'''
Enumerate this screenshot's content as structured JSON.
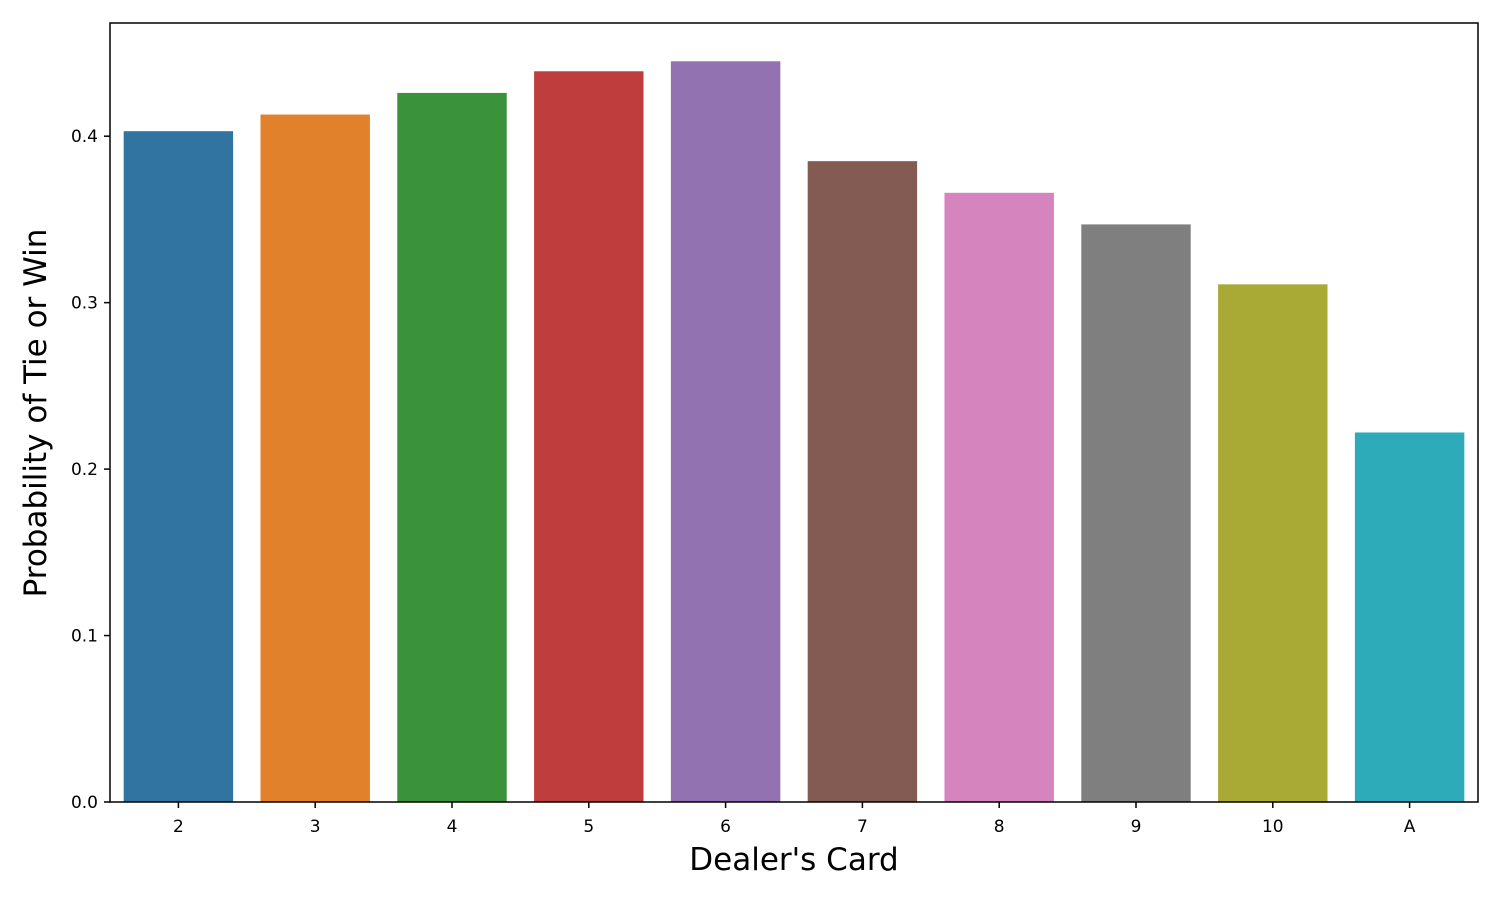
{
  "chart_data": {
    "type": "bar",
    "title": "",
    "xlabel": "Dealer's Card",
    "ylabel": "Probability of Tie or Win",
    "categories": [
      "2",
      "3",
      "4",
      "5",
      "6",
      "7",
      "8",
      "9",
      "10",
      "A"
    ],
    "values": [
      0.403,
      0.413,
      0.426,
      0.439,
      0.445,
      0.385,
      0.366,
      0.347,
      0.311,
      0.222
    ],
    "colors": [
      "#3274a1",
      "#e1812c",
      "#3a923a",
      "#c03d3e",
      "#9372b2",
      "#845b53",
      "#d684bd",
      "#7f7f7f",
      "#a9aa35",
      "#2eabb8"
    ],
    "ylim": [
      0,
      0.468
    ],
    "yticks": [
      0.0,
      0.1,
      0.2,
      0.3,
      0.4
    ],
    "ytick_labels": [
      "0.0",
      "0.1",
      "0.2",
      "0.3",
      "0.4"
    ],
    "grid": false,
    "legend": "none"
  }
}
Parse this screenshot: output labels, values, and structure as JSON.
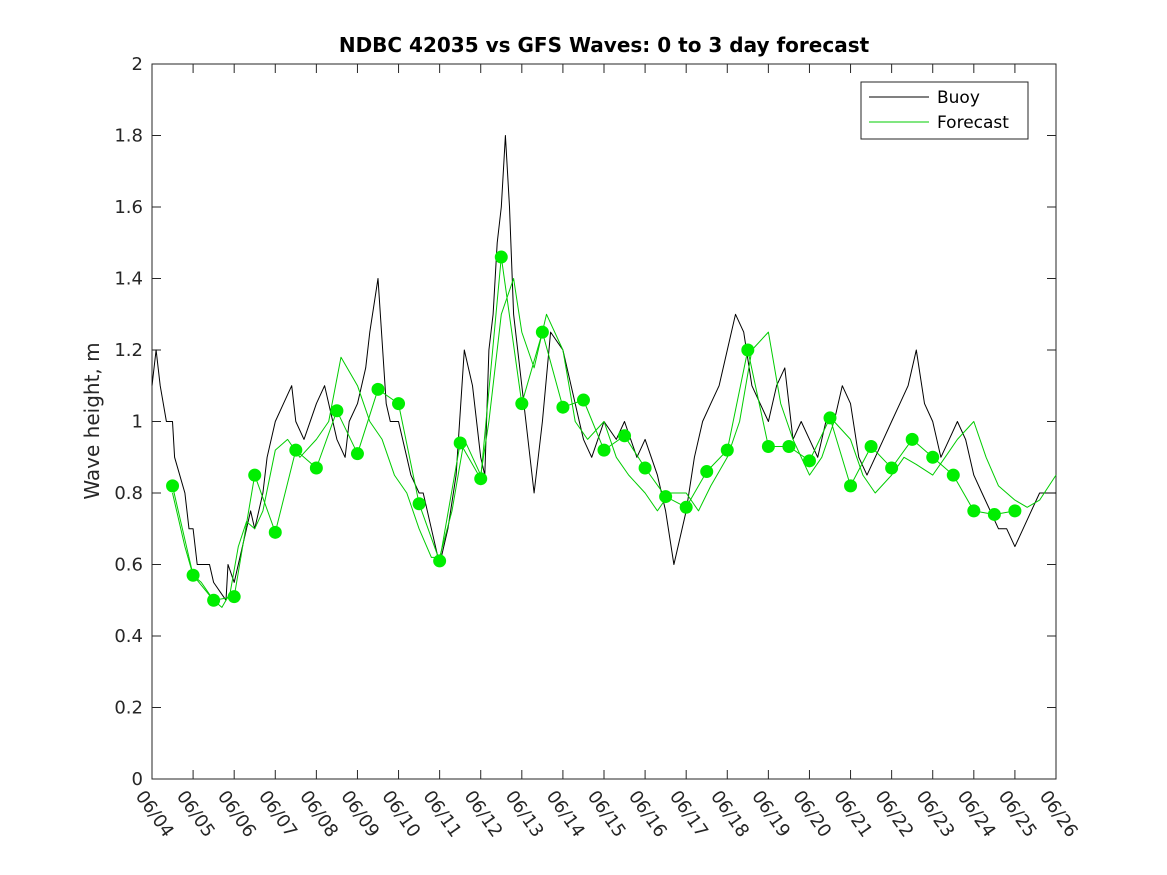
{
  "chart_data": {
    "type": "line",
    "title": "NDBC 42035 vs GFS Waves: 0 to 3 day forecast",
    "xlabel": "",
    "ylabel": "Wave height, m",
    "ylim": [
      0,
      2
    ],
    "yticks": [
      "0",
      "0.2",
      "0.4",
      "0.6",
      "0.8",
      "1",
      "1.2",
      "1.4",
      "1.6",
      "1.8",
      "2"
    ],
    "x_axis_unit": "days",
    "xlim": [
      0,
      22
    ],
    "xticks": [
      "06/04",
      "06/05",
      "06/06",
      "06/07",
      "06/08",
      "06/09",
      "06/10",
      "06/11",
      "06/12",
      "06/13",
      "06/14",
      "06/15",
      "06/16",
      "06/17",
      "06/18",
      "06/19",
      "06/20",
      "06/21",
      "06/22",
      "06/23",
      "06/24",
      "06/25",
      "06/26"
    ],
    "grid": false,
    "legend": {
      "position": "top-right",
      "entries": [
        {
          "label": "Buoy",
          "color": "#000000"
        },
        {
          "label": "Forecast",
          "color": "#00cc00"
        }
      ]
    },
    "colors": {
      "buoy": "#000000",
      "forecast": "#00cc00",
      "marker": "#00ee00"
    },
    "series": [
      {
        "name": "Buoy",
        "x": [
          0.0,
          0.1,
          0.2,
          0.35,
          0.5,
          0.55,
          0.8,
          0.9,
          1.0,
          1.1,
          1.2,
          1.4,
          1.5,
          1.8,
          1.85,
          2.0,
          2.1,
          2.3,
          2.4,
          2.5,
          2.7,
          2.8,
          3.0,
          3.2,
          3.4,
          3.5,
          3.7,
          4.0,
          4.2,
          4.4,
          4.5,
          4.7,
          4.8,
          5.0,
          5.2,
          5.3,
          5.5,
          5.7,
          5.8,
          6.0,
          6.2,
          6.3,
          6.5,
          6.6,
          6.8,
          7.0,
          7.2,
          7.4,
          7.6,
          7.8,
          8.0,
          8.1,
          8.2,
          8.3,
          8.4,
          8.5,
          8.6,
          8.7,
          8.8,
          9.0,
          9.3,
          9.5,
          9.7,
          10.0,
          10.2,
          10.4,
          10.5,
          10.7,
          11.0,
          11.3,
          11.5,
          11.8,
          12.0,
          12.3,
          12.5,
          12.7,
          13.0,
          13.2,
          13.4,
          13.6,
          13.8,
          14.0,
          14.2,
          14.4,
          14.6,
          14.8,
          15.0,
          15.2,
          15.4,
          15.6,
          15.8,
          16.0,
          16.2,
          16.4,
          16.6,
          16.8,
          17.0,
          17.2,
          17.4,
          17.6,
          17.8,
          18.0,
          18.2,
          18.4,
          18.6,
          18.8,
          19.0,
          19.2,
          19.4,
          19.6,
          19.8,
          20.0,
          20.2,
          20.4,
          20.6,
          20.8,
          21.0,
          21.2,
          21.4,
          21.6,
          21.8,
          22.0
        ],
        "values": [
          1.1,
          1.2,
          1.1,
          1.0,
          1.0,
          0.9,
          0.8,
          0.7,
          0.7,
          0.6,
          0.6,
          0.6,
          0.55,
          0.5,
          0.6,
          0.55,
          0.6,
          0.7,
          0.75,
          0.7,
          0.8,
          0.9,
          1.0,
          1.05,
          1.1,
          1.0,
          0.95,
          1.05,
          1.1,
          1.0,
          0.95,
          0.9,
          1.0,
          1.05,
          1.15,
          1.25,
          1.4,
          1.05,
          1.0,
          1.0,
          0.9,
          0.85,
          0.8,
          0.8,
          0.7,
          0.6,
          0.7,
          0.85,
          1.2,
          1.1,
          0.9,
          0.85,
          1.2,
          1.3,
          1.5,
          1.6,
          1.8,
          1.6,
          1.3,
          1.1,
          0.8,
          1.0,
          1.25,
          1.2,
          1.1,
          1.0,
          0.95,
          0.9,
          1.0,
          0.95,
          1.0,
          0.9,
          0.95,
          0.85,
          0.75,
          0.6,
          0.75,
          0.9,
          1.0,
          1.05,
          1.1,
          1.2,
          1.3,
          1.25,
          1.1,
          1.05,
          1.0,
          1.1,
          1.15,
          0.95,
          1.0,
          0.95,
          0.9,
          1.0,
          1.0,
          1.1,
          1.05,
          0.9,
          0.85,
          0.9,
          0.95,
          1.0,
          1.05,
          1.1,
          1.2,
          1.05,
          1.0,
          0.9,
          0.95,
          1.0,
          0.95,
          0.85,
          0.8,
          0.75,
          0.7,
          0.7,
          0.65,
          0.7,
          0.75,
          0.8,
          0.8,
          0.8
        ]
      },
      {
        "name": "Forecast",
        "x": [
          0.5,
          0.8,
          1.0,
          1.2,
          1.5,
          1.7,
          1.9,
          2.1,
          2.3,
          2.5,
          2.7,
          3.0,
          3.3,
          3.6,
          4.0,
          4.3,
          4.6,
          5.0,
          5.3,
          5.6,
          5.9,
          6.2,
          6.5,
          6.8,
          7.0,
          7.3,
          7.6,
          8.0,
          8.2,
          8.5,
          8.8,
          9.0,
          9.3,
          9.6,
          10.0,
          10.3,
          10.6,
          11.0,
          11.3,
          11.6,
          12.0,
          12.3,
          12.6,
          13.0,
          13.3,
          13.6,
          14.0,
          14.3,
          14.6,
          15.0,
          15.3,
          15.6,
          16.0,
          16.3,
          16.6,
          17.0,
          17.3,
          17.6,
          18.0,
          18.3,
          18.6,
          19.0,
          19.3,
          19.6,
          20.0,
          20.3,
          20.6,
          21.0,
          21.3,
          21.6,
          22.0
        ],
        "values": [
          0.8,
          0.65,
          0.57,
          0.55,
          0.5,
          0.48,
          0.52,
          0.65,
          0.72,
          0.7,
          0.75,
          0.92,
          0.95,
          0.9,
          0.95,
          1.0,
          1.18,
          1.1,
          1.0,
          0.95,
          0.85,
          0.8,
          0.7,
          0.62,
          0.62,
          0.75,
          0.95,
          0.85,
          1.0,
          1.3,
          1.4,
          1.25,
          1.15,
          1.3,
          1.2,
          1.0,
          0.95,
          1.0,
          0.9,
          0.85,
          0.8,
          0.75,
          0.8,
          0.8,
          0.75,
          0.82,
          0.9,
          1.0,
          1.2,
          1.25,
          1.05,
          0.95,
          0.85,
          0.9,
          1.0,
          0.95,
          0.85,
          0.8,
          0.85,
          0.9,
          0.88,
          0.85,
          0.9,
          0.95,
          1.0,
          0.9,
          0.82,
          0.78,
          0.76,
          0.78,
          0.85
        ]
      },
      {
        "name": "Forecast",
        "x": [
          0.5,
          1.0,
          1.5,
          2.0,
          2.5,
          3.0,
          3.5,
          4.0,
          4.5,
          5.0,
          5.5,
          6.0,
          6.5,
          7.0,
          7.5,
          8.0,
          8.5,
          9.0,
          9.5,
          10.0,
          10.5,
          11.0,
          11.5,
          12.0,
          12.5,
          13.0,
          13.5,
          14.0,
          14.5,
          15.0,
          15.5,
          16.0,
          16.5,
          17.0,
          17.5,
          18.0,
          18.5,
          19.0,
          19.5,
          20.0,
          20.5,
          21.0
        ],
        "values": [
          0.82,
          0.57,
          0.5,
          0.51,
          0.85,
          0.69,
          0.92,
          0.87,
          1.03,
          0.91,
          1.09,
          1.05,
          0.77,
          0.61,
          0.94,
          0.84,
          1.46,
          1.05,
          1.25,
          1.04,
          1.06,
          0.92,
          0.96,
          0.87,
          0.79,
          0.76,
          0.86,
          0.92,
          1.2,
          0.93,
          0.93,
          0.89,
          1.01,
          0.82,
          0.93,
          0.87,
          0.95,
          0.9,
          0.85,
          0.75,
          0.74,
          0.75
        ]
      }
    ],
    "points": {
      "name": "Forecast analysis points",
      "x": [
        0.5,
        1.0,
        1.5,
        2.0,
        2.5,
        3.0,
        3.5,
        4.0,
        4.5,
        5.0,
        5.5,
        6.0,
        6.5,
        7.0,
        7.5,
        8.0,
        8.5,
        9.0,
        9.5,
        10.0,
        10.5,
        11.0,
        11.5,
        12.0,
        12.5,
        13.0,
        13.5,
        14.0,
        14.5,
        15.0,
        15.5,
        16.0,
        16.5,
        17.0,
        17.5,
        18.0,
        18.5,
        19.0,
        19.5,
        20.0,
        20.5,
        21.0
      ],
      "values": [
        0.82,
        0.57,
        0.5,
        0.51,
        0.85,
        0.69,
        0.92,
        0.87,
        1.03,
        0.91,
        1.09,
        1.05,
        0.77,
        0.61,
        0.94,
        0.84,
        1.46,
        1.05,
        1.25,
        1.04,
        1.06,
        0.92,
        0.96,
        0.87,
        0.79,
        0.76,
        0.86,
        0.92,
        1.2,
        0.93,
        0.93,
        0.89,
        1.01,
        0.82,
        0.93,
        0.87,
        0.95,
        0.9,
        0.85,
        0.75,
        0.74,
        0.75
      ]
    }
  }
}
'''
Find and copy every line in the entries above where the string "name" occurs.

__Full response__:
        "name": "Buoy",
        "name": "Forecast",
        "name": "Forecast",
      "name": "Forecast analysis points",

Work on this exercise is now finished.